What the task asks
How many of these lines hold the string "annotation"? Answer with the number only.

--- begin Stored records ---

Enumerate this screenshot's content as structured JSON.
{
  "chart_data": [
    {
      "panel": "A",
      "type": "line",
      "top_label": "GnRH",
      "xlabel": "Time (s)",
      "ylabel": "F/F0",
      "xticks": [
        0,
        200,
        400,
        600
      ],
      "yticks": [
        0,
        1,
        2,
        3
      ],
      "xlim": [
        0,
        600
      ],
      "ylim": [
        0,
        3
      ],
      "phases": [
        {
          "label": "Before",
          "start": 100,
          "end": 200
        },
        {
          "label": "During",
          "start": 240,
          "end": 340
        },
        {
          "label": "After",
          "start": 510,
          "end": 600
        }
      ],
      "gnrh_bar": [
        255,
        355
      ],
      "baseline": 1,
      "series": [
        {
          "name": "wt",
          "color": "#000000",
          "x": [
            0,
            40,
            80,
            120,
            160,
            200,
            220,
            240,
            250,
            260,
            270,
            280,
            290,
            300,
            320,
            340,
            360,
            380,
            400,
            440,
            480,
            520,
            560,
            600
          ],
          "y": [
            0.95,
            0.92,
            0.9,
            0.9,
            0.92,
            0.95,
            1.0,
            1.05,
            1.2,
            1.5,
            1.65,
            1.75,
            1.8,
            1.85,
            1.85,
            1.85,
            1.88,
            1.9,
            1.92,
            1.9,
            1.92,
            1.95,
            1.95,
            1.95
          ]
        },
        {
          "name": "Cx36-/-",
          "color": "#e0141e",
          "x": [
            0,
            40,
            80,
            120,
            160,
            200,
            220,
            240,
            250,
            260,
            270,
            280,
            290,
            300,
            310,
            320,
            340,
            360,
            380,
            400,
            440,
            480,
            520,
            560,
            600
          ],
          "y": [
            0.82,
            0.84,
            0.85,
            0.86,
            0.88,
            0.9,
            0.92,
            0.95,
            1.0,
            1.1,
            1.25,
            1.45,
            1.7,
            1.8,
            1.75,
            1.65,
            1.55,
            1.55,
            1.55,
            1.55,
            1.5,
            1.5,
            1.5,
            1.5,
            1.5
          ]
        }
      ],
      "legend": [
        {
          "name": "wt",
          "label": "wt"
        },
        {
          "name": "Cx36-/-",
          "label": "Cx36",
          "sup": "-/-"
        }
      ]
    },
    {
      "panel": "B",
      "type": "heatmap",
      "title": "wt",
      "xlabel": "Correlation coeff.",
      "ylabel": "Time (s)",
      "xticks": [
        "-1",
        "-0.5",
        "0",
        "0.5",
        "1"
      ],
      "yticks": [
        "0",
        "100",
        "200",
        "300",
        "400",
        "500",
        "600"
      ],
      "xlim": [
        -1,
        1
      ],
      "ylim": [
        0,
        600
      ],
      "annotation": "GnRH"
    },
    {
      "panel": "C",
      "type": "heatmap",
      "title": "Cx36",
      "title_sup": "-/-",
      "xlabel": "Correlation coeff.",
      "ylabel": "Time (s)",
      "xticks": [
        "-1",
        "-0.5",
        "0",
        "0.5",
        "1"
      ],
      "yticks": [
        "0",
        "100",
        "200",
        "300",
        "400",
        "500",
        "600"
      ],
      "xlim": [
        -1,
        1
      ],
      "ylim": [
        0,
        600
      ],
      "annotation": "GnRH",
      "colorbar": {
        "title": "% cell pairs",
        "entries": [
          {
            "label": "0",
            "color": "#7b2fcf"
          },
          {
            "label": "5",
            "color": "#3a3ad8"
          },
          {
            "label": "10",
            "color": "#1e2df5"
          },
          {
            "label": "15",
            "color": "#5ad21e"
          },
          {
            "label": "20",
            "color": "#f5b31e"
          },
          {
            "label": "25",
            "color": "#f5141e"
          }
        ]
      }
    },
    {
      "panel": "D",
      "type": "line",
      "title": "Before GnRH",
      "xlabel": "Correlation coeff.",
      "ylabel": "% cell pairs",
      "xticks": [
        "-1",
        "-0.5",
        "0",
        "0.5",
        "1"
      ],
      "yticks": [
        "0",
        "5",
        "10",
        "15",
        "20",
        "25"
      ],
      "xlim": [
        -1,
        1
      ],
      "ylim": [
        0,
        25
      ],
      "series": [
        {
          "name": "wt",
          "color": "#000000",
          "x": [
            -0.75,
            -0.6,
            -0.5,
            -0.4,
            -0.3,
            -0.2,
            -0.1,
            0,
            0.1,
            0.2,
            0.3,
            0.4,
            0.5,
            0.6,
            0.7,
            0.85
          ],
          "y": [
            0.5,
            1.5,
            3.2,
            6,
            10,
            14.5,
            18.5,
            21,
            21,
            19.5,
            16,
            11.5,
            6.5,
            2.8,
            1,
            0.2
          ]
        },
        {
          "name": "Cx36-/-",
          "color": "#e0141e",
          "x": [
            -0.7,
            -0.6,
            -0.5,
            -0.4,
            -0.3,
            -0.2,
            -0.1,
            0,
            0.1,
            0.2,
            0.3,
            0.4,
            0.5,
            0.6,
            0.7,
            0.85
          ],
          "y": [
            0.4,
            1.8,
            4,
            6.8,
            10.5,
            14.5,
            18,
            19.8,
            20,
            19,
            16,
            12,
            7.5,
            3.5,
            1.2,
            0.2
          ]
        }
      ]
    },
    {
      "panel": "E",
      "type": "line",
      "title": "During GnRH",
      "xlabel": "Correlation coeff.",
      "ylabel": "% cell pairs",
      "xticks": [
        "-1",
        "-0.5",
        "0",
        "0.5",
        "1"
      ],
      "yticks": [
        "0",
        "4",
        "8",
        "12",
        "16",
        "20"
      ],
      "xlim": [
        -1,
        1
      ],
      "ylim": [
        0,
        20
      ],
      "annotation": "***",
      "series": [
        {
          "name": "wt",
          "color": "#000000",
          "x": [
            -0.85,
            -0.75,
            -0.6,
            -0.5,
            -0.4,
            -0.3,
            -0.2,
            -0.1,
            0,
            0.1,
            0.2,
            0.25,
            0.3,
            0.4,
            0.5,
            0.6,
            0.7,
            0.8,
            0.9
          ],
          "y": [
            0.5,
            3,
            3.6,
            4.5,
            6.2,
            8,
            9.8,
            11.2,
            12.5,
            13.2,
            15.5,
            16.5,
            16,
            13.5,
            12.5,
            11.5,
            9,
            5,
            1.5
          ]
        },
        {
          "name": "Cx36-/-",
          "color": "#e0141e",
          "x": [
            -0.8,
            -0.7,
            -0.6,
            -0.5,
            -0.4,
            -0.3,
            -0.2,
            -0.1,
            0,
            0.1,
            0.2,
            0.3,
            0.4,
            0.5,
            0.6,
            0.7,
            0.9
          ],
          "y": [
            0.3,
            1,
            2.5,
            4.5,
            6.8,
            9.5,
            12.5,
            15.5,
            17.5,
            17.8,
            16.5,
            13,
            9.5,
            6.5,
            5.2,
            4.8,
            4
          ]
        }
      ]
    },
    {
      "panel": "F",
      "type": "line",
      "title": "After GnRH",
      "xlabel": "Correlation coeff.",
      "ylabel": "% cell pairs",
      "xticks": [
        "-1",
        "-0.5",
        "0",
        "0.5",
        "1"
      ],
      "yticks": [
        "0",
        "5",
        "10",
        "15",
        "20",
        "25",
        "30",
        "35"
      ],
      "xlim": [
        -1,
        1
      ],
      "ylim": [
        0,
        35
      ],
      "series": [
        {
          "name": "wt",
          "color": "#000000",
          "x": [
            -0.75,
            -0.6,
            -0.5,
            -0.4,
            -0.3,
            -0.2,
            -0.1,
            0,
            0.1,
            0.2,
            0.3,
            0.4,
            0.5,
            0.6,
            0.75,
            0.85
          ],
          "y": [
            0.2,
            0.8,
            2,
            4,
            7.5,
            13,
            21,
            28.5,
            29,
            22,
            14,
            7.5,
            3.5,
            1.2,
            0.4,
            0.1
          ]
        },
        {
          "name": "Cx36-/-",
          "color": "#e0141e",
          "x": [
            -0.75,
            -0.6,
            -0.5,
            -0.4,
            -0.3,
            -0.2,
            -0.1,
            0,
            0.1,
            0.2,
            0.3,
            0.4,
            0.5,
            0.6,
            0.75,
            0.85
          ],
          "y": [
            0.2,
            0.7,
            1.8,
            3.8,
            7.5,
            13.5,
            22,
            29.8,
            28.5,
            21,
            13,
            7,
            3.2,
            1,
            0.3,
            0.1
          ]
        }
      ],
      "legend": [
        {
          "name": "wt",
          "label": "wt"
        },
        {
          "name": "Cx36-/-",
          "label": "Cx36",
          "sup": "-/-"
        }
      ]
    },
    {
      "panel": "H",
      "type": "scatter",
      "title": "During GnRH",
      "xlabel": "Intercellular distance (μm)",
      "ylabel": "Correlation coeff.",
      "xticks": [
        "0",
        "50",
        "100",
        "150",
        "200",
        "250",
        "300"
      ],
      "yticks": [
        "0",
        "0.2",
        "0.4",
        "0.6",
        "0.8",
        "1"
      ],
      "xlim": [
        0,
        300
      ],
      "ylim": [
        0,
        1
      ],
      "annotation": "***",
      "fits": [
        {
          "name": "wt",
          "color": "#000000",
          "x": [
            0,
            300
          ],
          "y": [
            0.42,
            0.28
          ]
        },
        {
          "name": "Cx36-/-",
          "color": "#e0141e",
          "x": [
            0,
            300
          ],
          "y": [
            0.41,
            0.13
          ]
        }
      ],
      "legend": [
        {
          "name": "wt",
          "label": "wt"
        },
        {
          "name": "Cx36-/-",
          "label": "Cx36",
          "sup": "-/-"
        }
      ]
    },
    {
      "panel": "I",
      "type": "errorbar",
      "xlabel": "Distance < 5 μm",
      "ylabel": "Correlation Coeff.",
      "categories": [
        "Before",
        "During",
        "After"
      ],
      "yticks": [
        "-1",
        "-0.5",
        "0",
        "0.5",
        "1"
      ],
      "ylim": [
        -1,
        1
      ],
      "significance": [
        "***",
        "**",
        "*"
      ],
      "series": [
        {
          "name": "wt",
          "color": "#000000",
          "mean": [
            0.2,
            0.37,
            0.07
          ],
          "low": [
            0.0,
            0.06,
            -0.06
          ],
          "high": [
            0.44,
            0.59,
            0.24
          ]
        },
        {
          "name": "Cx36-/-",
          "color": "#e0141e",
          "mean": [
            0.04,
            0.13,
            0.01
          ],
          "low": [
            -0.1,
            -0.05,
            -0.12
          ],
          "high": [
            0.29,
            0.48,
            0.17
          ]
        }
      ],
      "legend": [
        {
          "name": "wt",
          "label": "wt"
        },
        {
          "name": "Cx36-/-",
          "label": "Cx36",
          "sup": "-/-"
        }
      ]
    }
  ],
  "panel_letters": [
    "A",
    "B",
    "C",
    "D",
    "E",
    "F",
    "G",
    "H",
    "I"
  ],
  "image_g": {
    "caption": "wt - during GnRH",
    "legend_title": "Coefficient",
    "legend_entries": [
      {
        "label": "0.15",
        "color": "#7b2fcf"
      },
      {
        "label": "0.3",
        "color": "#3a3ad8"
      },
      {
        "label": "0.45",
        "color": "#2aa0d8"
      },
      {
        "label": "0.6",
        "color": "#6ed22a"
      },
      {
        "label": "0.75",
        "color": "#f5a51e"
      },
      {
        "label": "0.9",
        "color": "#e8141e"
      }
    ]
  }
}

--- end Stored records ---

Complete output
4